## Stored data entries
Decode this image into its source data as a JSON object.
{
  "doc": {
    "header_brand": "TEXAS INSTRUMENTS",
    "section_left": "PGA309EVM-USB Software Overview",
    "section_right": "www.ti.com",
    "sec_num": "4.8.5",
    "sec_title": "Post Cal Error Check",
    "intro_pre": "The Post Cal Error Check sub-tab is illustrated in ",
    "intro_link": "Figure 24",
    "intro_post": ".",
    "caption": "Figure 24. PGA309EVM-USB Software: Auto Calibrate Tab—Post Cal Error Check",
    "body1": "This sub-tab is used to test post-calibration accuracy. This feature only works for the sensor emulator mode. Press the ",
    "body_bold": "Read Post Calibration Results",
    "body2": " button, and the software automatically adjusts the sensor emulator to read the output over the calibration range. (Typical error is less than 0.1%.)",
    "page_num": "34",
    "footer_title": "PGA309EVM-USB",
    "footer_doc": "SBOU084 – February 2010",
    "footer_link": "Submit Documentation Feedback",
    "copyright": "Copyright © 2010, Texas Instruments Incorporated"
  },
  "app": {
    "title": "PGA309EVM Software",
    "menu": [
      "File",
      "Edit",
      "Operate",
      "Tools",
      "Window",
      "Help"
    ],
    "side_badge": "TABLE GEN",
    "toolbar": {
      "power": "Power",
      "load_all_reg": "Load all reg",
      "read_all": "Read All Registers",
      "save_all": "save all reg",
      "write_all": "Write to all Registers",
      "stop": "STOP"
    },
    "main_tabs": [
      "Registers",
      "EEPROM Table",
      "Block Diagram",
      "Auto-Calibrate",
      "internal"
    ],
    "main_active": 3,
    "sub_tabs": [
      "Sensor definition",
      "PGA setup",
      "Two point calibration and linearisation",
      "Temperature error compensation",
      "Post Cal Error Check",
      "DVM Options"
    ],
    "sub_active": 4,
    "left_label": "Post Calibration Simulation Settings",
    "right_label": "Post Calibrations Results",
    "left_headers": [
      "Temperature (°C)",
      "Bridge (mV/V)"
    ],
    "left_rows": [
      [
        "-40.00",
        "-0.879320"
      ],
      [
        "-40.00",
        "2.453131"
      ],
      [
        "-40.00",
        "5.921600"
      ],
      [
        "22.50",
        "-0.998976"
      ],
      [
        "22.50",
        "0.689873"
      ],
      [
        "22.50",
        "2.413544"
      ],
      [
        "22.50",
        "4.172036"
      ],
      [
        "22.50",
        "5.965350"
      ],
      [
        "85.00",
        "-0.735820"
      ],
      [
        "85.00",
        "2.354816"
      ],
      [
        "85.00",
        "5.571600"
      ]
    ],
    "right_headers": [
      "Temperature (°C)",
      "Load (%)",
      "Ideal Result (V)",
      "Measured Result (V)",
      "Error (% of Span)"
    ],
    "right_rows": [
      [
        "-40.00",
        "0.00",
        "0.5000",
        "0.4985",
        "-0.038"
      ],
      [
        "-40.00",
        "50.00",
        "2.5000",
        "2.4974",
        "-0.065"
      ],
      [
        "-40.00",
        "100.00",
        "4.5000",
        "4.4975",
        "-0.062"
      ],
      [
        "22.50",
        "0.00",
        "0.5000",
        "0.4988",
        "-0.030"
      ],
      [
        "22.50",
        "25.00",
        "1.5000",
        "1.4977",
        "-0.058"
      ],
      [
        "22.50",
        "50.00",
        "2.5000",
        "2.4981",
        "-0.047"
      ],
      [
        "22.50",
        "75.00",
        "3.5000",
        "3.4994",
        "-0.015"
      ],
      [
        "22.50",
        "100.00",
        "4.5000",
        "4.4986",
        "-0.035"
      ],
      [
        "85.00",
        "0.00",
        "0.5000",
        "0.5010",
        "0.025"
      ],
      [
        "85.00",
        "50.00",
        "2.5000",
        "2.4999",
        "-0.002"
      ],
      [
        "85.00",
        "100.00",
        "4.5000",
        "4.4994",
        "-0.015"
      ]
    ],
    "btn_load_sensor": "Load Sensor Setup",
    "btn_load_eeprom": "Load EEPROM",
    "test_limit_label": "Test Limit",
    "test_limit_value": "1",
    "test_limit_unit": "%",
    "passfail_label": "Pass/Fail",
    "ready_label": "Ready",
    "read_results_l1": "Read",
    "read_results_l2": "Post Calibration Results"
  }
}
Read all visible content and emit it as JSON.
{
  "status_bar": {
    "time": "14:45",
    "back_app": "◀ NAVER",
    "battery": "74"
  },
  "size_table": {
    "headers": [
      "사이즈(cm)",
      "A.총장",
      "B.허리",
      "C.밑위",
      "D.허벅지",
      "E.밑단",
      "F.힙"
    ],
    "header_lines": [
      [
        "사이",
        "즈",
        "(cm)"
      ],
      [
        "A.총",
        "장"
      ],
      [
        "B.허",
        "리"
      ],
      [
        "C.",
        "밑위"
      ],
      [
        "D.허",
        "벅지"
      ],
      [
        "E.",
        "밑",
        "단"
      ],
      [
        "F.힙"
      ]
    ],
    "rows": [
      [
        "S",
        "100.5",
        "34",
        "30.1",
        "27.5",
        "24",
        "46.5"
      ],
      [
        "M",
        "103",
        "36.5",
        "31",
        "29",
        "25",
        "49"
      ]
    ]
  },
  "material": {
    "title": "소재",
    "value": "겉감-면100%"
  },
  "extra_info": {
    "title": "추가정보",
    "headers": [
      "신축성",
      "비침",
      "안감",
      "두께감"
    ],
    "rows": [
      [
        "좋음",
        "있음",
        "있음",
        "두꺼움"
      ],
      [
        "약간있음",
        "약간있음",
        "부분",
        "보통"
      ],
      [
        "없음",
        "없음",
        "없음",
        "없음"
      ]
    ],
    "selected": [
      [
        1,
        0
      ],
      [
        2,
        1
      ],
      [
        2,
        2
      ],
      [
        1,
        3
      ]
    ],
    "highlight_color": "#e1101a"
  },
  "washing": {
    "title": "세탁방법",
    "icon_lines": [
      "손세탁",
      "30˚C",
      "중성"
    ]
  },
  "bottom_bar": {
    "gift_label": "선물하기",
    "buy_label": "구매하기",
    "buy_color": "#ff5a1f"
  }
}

## Problem
Extract every entry above as it appears.

## Full output
Decode this image into its source data as a JSON object.
{
  "doc": {
    "header_brand": "TEXAS INSTRUMENTS",
    "section_left": "PGA309EVM-USB Software Overview",
    "section_right": "www.ti.com",
    "sec_num": "4.8.5",
    "sec_title": "Post Cal Error Check",
    "intro_pre": "The Post Cal Error Check sub-tab is illustrated in ",
    "intro_link": "Figure 24",
    "intro_post": ".",
    "caption": "Figure 24. PGA309EVM-USB Software: Auto Calibrate Tab—Post Cal Error Check",
    "body1": "This sub-tab is used to test post-calibration accuracy. This feature only works for the sensor emulator mode. Press the ",
    "body_bold": "Read Post Calibration Results",
    "body2": " button, and the software automatically adjusts the sensor emulator to read the output over the calibration range. (Typical error is less than 0.1%.)",
    "page_num": "34",
    "footer_title": "PGA309EVM-USB",
    "footer_doc": "SBOU084 – February 2010",
    "footer_link": "Submit Documentation Feedback",
    "copyright": "Copyright © 2010, Texas Instruments Incorporated"
  },
  "app": {
    "title": "PGA309EVM Software",
    "menu": [
      "File",
      "Edit",
      "Operate",
      "Tools",
      "Window",
      "Help"
    ],
    "side_badge": "TABLE GEN",
    "toolbar": {
      "power": "Power",
      "load_all_reg": "Load all reg",
      "read_all": "Read All Registers",
      "save_all": "save all reg",
      "write_all": "Write to all Registers",
      "stop": "STOP"
    },
    "main_tabs": [
      "Registers",
      "EEPROM Table",
      "Block Diagram",
      "Auto-Calibrate",
      "internal"
    ],
    "main_active": 3,
    "sub_tabs": [
      "Sensor definition",
      "PGA setup",
      "Two point calibration and linearisation",
      "Temperature error compensation",
      "Post Cal Error Check",
      "DVM Options"
    ],
    "sub_active": 4,
    "left_label": "Post Calibration Simulation Settings",
    "right_label": "Post Calibrations Results",
    "left_headers": [
      "Temperature (°C)",
      "Bridge (mV/V)"
    ],
    "left_rows": [
      [
        "-40.00",
        "-0.879320"
      ],
      [
        "-40.00",
        "2.453131"
      ],
      [
        "-40.00",
        "5.921600"
      ],
      [
        "22.50",
        "-0.998976"
      ],
      [
        "22.50",
        "0.689873"
      ],
      [
        "22.50",
        "2.413544"
      ],
      [
        "22.50",
        "4.172036"
      ],
      [
        "22.50",
        "5.965350"
      ],
      [
        "85.00",
        "-0.735820"
      ],
      [
        "85.00",
        "2.354816"
      ],
      [
        "85.00",
        "5.571600"
      ]
    ],
    "right_headers": [
      "Temperature (°C)",
      "Load (%)",
      "Ideal Result (V)",
      "Measured Result (V)",
      "Error (% of Span)"
    ],
    "right_rows": [
      [
        "-40.00",
        "0.00",
        "0.5000",
        "0.4985",
        "-0.038"
      ],
      [
        "-40.00",
        "50.00",
        "2.5000",
        "2.4974",
        "-0.065"
      ],
      [
        "-40.00",
        "100.00",
        "4.5000",
        "4.4975",
        "-0.062"
      ],
      [
        "22.50",
        "0.00",
        "0.5000",
        "0.4988",
        "-0.030"
      ],
      [
        "22.50",
        "25.00",
        "1.5000",
        "1.4977",
        "-0.058"
      ],
      [
        "22.50",
        "50.00",
        "2.5000",
        "2.4981",
        "-0.047"
      ],
      [
        "22.50",
        "75.00",
        "3.5000",
        "3.4994",
        "-0.015"
      ],
      [
        "22.50",
        "100.00",
        "4.5000",
        "4.4986",
        "-0.035"
      ],
      [
        "85.00",
        "0.00",
        "0.5000",
        "0.5010",
        "0.025"
      ],
      [
        "85.00",
        "50.00",
        "2.5000",
        "2.4999",
        "-0.002"
      ],
      [
        "85.00",
        "100.00",
        "4.5000",
        "4.4994",
        "-0.015"
      ]
    ],
    "btn_load_sensor": "Load Sensor Setup",
    "btn_load_eeprom": "Load EEPROM",
    "test_limit_label": "Test Limit",
    "test_limit_value": "1",
    "test_limit_unit": "%",
    "passfail_label": "Pass/Fail",
    "ready_label": "Ready",
    "read_results_l1": "Read",
    "read_results_l2": "Post Calibration Results"
  }
}
Read all visible content and emit it as JSON.
{
  "status_bar": {
    "time": "14:45",
    "back_app": "◀ NAVER",
    "battery": "74"
  },
  "size_table": {
    "headers": [
      "사이즈(cm)",
      "A.총장",
      "B.허리",
      "C.밑위",
      "D.허벅지",
      "E.밑단",
      "F.힙"
    ],
    "header_lines": [
      [
        "사이",
        "즈",
        "(cm)"
      ],
      [
        "A.총",
        "장"
      ],
      [
        "B.허",
        "리"
      ],
      [
        "C.",
        "밑위"
      ],
      [
        "D.허",
        "벅지"
      ],
      [
        "E.",
        "밑",
        "단"
      ],
      [
        "F.힙"
      ]
    ],
    "rows": [
      [
        "S",
        "100.5",
        "34",
        "30.1",
        "27.5",
        "24",
        "46.5"
      ],
      [
        "M",
        "103",
        "36.5",
        "31",
        "29",
        "25",
        "49"
      ]
    ]
  },
  "material": {
    "title": "소재",
    "value": "겉감-면100%"
  },
  "extra_info": {
    "title": "추가정보",
    "headers": [
      "신축성",
      "비침",
      "안감",
      "두께감"
    ],
    "rows": [
      [
        "좋음",
        "있음",
        "있음",
        "두꺼움"
      ],
      [
        "약간있음",
        "약간있음",
        "부분",
        "보통"
      ],
      [
        "없음",
        "없음",
        "없음",
        "없음"
      ]
    ],
    "selected": [
      [
        1,
        0
      ],
      [
        2,
        1
      ],
      [
        2,
        2
      ],
      [
        1,
        3
      ]
    ],
    "highlight_color": "#e1101a"
  },
  "washing": {
    "title": "세탁방법",
    "icon_lines": [
      "손세탁",
      "30˚C",
      "중성"
    ]
  },
  "bottom_bar": {
    "gift_label": "선물하기",
    "buy_label": "구매하기",
    "buy_color": "#ff5a1f"
  }
}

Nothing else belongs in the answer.